Data excerpts =
::::::::

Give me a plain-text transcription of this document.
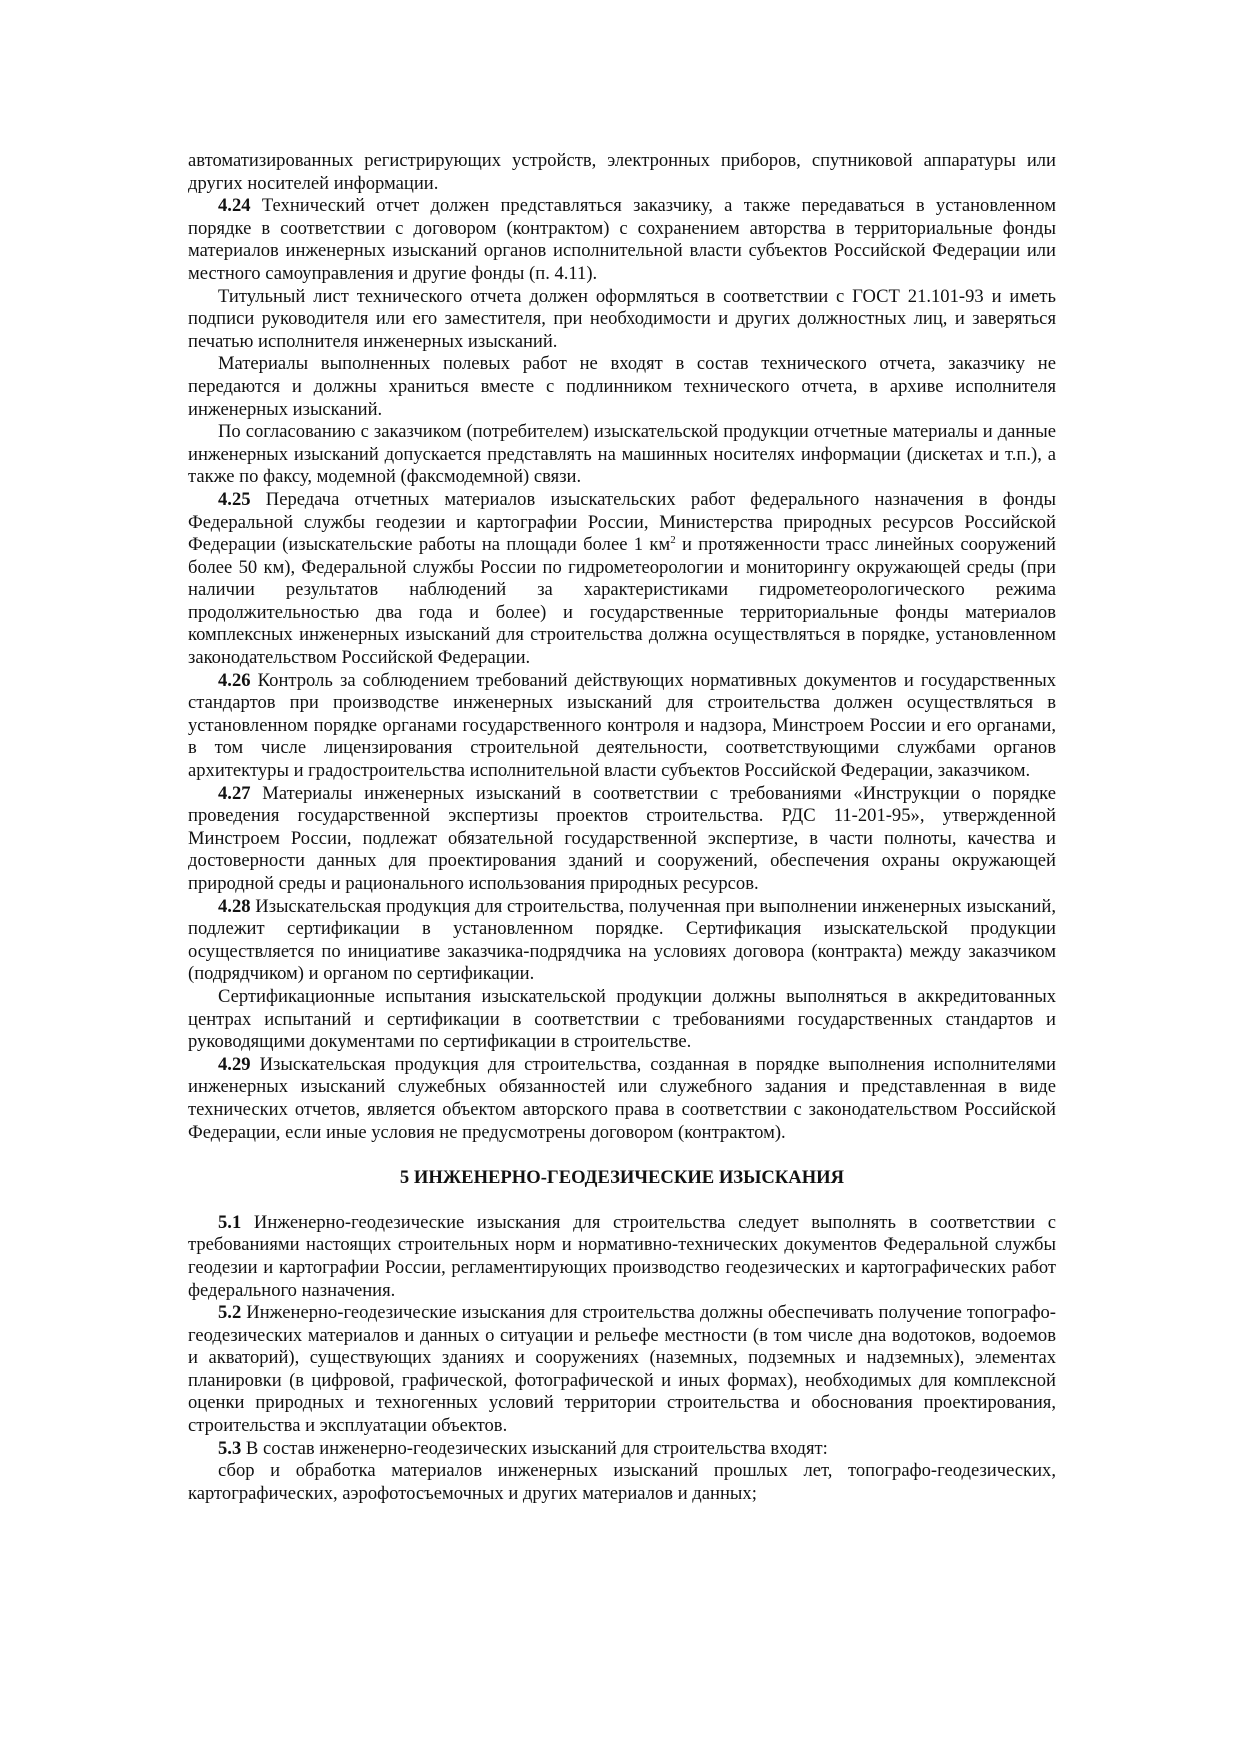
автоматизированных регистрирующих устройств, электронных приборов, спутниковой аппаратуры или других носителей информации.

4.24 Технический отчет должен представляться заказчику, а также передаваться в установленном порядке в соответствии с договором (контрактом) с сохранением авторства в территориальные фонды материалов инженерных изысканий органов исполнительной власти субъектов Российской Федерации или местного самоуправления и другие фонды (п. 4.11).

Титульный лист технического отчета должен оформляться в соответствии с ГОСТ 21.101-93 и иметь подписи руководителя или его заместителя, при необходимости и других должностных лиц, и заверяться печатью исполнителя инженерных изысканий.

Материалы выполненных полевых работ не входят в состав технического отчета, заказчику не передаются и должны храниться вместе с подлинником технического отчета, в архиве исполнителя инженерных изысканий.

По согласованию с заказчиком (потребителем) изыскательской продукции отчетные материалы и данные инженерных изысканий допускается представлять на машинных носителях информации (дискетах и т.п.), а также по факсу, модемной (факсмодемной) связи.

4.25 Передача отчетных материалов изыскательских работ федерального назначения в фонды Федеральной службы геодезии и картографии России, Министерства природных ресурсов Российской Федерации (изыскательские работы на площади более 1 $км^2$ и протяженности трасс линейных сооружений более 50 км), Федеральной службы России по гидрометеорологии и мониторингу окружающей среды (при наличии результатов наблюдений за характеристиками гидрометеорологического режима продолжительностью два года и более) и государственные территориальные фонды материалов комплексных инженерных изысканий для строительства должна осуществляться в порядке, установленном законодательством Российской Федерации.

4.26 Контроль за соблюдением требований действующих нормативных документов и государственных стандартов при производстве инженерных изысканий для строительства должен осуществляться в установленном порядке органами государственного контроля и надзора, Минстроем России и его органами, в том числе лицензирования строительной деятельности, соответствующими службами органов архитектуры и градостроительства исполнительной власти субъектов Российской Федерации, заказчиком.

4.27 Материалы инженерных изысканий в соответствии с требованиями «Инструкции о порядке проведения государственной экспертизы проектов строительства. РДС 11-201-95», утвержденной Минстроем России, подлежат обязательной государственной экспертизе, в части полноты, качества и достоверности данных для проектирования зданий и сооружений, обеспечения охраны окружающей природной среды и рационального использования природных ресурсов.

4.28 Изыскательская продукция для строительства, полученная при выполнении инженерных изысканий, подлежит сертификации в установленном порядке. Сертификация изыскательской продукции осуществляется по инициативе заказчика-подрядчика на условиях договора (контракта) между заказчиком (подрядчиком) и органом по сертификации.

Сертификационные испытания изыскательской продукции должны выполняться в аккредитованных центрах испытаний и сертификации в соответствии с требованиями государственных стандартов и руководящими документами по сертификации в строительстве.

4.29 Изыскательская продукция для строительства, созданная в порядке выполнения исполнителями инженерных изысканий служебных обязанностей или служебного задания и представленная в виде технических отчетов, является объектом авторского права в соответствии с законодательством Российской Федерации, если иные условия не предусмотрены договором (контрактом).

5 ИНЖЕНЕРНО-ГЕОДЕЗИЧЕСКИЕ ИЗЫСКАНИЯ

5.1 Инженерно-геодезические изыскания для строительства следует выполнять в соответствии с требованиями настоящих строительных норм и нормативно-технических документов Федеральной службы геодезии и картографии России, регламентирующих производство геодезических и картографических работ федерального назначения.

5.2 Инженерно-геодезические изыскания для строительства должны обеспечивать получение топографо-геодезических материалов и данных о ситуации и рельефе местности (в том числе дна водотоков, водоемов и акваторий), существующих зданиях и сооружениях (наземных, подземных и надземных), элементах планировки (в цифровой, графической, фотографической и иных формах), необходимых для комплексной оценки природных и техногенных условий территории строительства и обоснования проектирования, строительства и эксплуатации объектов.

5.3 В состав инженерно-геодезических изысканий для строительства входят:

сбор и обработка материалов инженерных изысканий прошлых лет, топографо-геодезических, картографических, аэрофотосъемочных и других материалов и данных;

::::::::

Extract from the material all lines containing the string "заказчиком".

По согласованию с заказчиком (потребителем) изыскательской продукции отчетные материалы и данные инженерных изысканий допускается представлять на машинных носителях информации (дискетах и т.п.), а также по факсу, модемной (факсмодемной) связи.
4.26 Контроль за соблюдением требований действующих нормативных документов и государственных стандартов при производстве инженерных изысканий для строительства должен осуществляться в установленном порядке органами государственного контроля и надзора, Минстроем России и его органами, в том числе лицензирования строительной деятельности, соответствующими службами органов архитектуры и градостроительства исполнительной власти субъектов Российской Федерации, заказчиком.
4.28 Изыскательская продукция для строительства, полученная при выполнении инженерных изысканий, подлежит сертификации в установленном порядке. Сертификация изыскательской продукции осуществляется по инициативе заказчика-подрядчика на условиях договора (контракта) между заказчиком (подрядчиком) и органом по сертификации.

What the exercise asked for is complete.